> [AIM OF THE TASK]:
Identify every line containing the word "Below" and reproduce each one.

**** RECORDS PROVIDED

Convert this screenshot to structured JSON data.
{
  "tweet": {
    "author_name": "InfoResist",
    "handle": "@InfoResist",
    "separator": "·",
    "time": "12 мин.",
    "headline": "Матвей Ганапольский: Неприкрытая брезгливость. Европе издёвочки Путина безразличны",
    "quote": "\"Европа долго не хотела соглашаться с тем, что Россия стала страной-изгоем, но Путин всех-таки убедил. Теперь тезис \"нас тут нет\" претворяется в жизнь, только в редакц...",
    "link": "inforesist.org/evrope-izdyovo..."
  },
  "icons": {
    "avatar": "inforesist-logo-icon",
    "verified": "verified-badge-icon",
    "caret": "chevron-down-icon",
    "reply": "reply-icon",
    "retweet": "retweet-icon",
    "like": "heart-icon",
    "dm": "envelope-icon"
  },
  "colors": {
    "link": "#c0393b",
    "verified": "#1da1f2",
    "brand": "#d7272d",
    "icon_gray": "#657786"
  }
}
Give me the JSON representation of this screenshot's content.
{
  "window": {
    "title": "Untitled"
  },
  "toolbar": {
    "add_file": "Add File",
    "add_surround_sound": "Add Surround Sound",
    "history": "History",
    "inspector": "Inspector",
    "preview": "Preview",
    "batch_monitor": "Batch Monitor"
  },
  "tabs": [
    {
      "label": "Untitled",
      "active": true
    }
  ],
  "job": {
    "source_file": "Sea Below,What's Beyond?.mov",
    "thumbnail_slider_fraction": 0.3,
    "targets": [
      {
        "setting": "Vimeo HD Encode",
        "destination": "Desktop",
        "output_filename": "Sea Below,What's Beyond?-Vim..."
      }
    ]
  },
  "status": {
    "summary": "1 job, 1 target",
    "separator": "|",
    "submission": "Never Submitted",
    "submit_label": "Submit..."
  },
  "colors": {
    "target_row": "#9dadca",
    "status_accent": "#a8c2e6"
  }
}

********

> [RESPONSE TO THIS EXERCISE]:
    "source_file": "Sea Below,What's Beyond?.mov",
        "output_filename": "Sea Below,What's Beyond?-Vim..."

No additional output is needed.